-- Provided passage --
•••
UNITED STATES
 
 
SECURITIES AND EXCHANGE COMMISSION
 
 
Washington, D.C. 20549
 
 
 
 
SCHEDULE 13G
(Rule 13d-102)
 
INFORMATION TO BE INCLUDED IN STATEMENTS FILED PURSUANT
TO § 240.13d-1(b), (c) AND (d) AND AMENDMENTS THERETO FILED PURUSANT TO § 240.13d-2


   (Amendment No. 1)*

IRADIMED CORPORATION

 (Name of Issuer)
 
Common Stock

 (Title of Class of Securities)

46266A109

 (CUSIP Number)
 
December 18, 2015

(Date of Event Which Requires Filing of this Statement)
 
Check the appropriate box to designate the rule pursuant to which this Schedule is filed:
Rule 13d-1(b)
Rule 13d-1(c)
Rule 13d-1(d)
 
This Amendment No. 1 to Schedule 13G is being filed by Roger Susi, the President and Chief Executive Officer of the Issuer, in his individual capacity and as Trustee of the Roger E Susi Revocable Trust. The Schedule 13G filed on February 17, 2015 (the “Schedule 13G”), is hereby amended and supplemented as set forth in this Amendment No. 1.
•••
-- Information supplied --
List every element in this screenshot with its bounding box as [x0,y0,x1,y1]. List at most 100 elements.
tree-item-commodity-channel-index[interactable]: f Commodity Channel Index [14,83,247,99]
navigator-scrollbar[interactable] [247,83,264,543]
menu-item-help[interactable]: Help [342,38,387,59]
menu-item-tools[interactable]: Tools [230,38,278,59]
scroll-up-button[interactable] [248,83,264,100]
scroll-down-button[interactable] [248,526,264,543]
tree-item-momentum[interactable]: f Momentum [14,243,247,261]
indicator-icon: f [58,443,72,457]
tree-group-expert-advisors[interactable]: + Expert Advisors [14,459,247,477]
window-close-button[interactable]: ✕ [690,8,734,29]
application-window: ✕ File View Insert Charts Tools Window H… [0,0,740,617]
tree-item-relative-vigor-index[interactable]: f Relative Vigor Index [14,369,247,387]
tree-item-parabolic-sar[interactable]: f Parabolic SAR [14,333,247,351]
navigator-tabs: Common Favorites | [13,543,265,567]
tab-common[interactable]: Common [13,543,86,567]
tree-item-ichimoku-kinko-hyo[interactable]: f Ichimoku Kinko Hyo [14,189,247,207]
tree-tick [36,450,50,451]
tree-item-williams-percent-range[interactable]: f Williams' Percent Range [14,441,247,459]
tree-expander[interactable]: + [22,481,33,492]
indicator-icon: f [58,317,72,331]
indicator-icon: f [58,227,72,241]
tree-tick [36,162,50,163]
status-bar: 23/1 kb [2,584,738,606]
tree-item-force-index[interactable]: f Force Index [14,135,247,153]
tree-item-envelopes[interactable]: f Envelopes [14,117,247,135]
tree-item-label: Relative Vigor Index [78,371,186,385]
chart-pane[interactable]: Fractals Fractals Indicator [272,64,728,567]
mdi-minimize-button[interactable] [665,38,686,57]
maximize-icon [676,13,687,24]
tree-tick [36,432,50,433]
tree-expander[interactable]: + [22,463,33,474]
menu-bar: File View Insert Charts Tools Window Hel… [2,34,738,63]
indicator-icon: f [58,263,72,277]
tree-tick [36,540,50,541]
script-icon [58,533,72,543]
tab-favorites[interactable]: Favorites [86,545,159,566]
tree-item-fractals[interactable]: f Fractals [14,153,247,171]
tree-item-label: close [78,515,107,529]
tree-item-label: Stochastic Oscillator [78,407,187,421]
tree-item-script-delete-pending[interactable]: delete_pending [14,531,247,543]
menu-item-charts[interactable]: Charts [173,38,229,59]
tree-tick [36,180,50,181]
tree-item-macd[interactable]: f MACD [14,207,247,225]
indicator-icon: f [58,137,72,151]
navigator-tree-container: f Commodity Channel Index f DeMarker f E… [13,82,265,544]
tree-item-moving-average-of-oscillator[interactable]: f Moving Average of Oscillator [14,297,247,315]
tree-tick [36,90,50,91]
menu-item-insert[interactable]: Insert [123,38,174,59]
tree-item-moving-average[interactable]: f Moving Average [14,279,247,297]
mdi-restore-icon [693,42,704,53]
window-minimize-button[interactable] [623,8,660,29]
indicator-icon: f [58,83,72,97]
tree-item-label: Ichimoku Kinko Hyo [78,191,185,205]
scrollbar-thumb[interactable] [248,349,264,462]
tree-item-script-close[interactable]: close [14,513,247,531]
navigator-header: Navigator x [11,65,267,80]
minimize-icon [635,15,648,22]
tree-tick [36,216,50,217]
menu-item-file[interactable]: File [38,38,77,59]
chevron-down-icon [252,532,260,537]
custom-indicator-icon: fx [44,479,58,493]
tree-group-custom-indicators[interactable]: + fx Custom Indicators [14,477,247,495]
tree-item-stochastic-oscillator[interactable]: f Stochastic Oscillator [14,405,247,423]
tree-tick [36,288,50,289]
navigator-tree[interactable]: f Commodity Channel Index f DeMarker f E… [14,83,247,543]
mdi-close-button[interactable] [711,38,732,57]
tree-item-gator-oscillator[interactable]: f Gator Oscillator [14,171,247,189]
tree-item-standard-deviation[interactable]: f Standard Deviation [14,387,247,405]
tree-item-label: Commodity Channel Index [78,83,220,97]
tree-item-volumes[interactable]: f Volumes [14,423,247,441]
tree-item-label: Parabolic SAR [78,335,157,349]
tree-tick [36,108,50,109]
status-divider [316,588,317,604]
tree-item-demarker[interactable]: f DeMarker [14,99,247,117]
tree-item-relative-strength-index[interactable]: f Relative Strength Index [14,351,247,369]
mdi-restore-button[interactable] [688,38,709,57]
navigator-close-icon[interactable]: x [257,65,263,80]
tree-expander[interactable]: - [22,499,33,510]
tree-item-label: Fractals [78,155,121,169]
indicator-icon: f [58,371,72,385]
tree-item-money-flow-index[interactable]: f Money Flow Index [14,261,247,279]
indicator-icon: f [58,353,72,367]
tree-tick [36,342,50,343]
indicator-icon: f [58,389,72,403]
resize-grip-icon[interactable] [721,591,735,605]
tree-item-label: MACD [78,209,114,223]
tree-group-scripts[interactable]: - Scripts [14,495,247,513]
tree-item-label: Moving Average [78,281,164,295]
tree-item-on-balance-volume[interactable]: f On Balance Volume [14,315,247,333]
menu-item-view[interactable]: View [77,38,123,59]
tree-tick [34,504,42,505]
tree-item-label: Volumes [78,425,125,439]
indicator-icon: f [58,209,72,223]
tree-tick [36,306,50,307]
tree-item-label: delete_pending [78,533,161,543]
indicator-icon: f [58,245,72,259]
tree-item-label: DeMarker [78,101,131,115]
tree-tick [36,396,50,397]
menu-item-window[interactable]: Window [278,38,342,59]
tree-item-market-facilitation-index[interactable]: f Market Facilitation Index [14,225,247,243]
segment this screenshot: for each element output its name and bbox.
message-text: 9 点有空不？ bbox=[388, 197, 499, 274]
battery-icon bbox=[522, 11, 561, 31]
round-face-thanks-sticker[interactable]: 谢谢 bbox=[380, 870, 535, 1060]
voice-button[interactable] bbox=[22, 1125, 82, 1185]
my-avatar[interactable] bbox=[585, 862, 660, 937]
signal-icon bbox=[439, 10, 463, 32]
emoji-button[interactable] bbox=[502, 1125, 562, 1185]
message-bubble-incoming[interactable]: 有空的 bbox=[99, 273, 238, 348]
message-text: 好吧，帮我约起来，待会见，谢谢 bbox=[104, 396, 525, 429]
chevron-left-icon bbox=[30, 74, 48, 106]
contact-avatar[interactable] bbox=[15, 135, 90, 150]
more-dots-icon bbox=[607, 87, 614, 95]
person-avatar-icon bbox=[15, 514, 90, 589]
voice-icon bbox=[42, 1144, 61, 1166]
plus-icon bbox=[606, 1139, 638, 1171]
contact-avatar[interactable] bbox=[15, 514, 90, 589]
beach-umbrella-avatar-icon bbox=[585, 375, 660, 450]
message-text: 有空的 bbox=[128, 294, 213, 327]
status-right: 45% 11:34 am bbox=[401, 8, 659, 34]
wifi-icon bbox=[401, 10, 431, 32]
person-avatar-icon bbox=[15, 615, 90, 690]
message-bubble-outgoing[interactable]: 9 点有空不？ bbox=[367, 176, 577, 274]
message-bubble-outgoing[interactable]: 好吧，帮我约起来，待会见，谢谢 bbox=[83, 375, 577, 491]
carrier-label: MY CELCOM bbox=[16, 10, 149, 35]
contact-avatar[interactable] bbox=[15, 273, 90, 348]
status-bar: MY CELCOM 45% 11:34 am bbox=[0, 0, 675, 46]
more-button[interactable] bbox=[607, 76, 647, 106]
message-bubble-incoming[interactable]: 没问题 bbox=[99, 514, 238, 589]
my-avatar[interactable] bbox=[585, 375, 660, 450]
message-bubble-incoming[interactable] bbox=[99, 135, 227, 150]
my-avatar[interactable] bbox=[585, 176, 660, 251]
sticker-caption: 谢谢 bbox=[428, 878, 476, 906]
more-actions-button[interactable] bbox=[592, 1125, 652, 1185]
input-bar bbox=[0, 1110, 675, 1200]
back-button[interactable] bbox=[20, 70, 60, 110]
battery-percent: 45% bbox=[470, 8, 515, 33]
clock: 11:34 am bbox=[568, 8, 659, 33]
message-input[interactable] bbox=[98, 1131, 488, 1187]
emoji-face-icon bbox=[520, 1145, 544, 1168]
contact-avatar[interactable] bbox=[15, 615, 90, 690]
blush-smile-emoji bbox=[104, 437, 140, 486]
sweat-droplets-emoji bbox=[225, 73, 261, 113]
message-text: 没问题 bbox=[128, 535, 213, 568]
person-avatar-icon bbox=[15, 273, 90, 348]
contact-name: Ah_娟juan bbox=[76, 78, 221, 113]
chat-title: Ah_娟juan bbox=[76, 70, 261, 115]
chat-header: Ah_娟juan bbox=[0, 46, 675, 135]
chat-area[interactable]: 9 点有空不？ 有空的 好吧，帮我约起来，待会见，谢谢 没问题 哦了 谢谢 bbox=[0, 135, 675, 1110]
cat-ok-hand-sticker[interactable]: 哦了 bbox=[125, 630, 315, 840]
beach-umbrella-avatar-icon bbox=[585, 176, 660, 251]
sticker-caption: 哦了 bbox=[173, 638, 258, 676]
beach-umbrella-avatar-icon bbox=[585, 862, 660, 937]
•••
-- Exercises --
**1.** In the Iradimed Schedule 13G filing above, rewrite the paragraph beginning "This Amendment No. 1 to Schedule 13G" as a short list that keeps its main facts.
**2.** Write the next part of the Iradimed Schedule 13G filing, starting right after its final paragraph.

-- Answers to each task --
**1.**
- Filer: Roger Susi, President and Chief Executive Officer of the Issuer
- Capacities: individually and as Trustee of the Roger E Susi Revocable Trust
- Purpose: amends and supplements the Schedule 13G filed on February 17, 2015

**2.**
Each Item below amends and supplements the information disclosed under the corresponding Item of the Schedule 13G. Unless otherwise indicated herein, capitalized terms used but not defined in this Amendment No. 1 shall have the same meaning herein as are ascribed to such terms in the Schedule 13G.
As previously reported by Iradimed Corporation (the “Issuer” or the “Company”), on December 23, 2015, the Company entered into an underwriting agreement (the “Underwriting Agreement”) with Roger Susi as the Trustee of the Roger E Susi Revocable Trust ( the “Selling Stockholder”) and Roth Capital Partners, LLC ( the “Underwriter”) relating to a public secondary offering by the Selling Stockholder (the “Secondary Offering”) of an aggregate of 1,200,000 shares, including the full exercise of the overallotment option by the Underwriter, (the “Shares”) of common stock of the Company, par value $0.0001 per share (the “Common Stock”) at $24.25 per share (the “Offering Price”).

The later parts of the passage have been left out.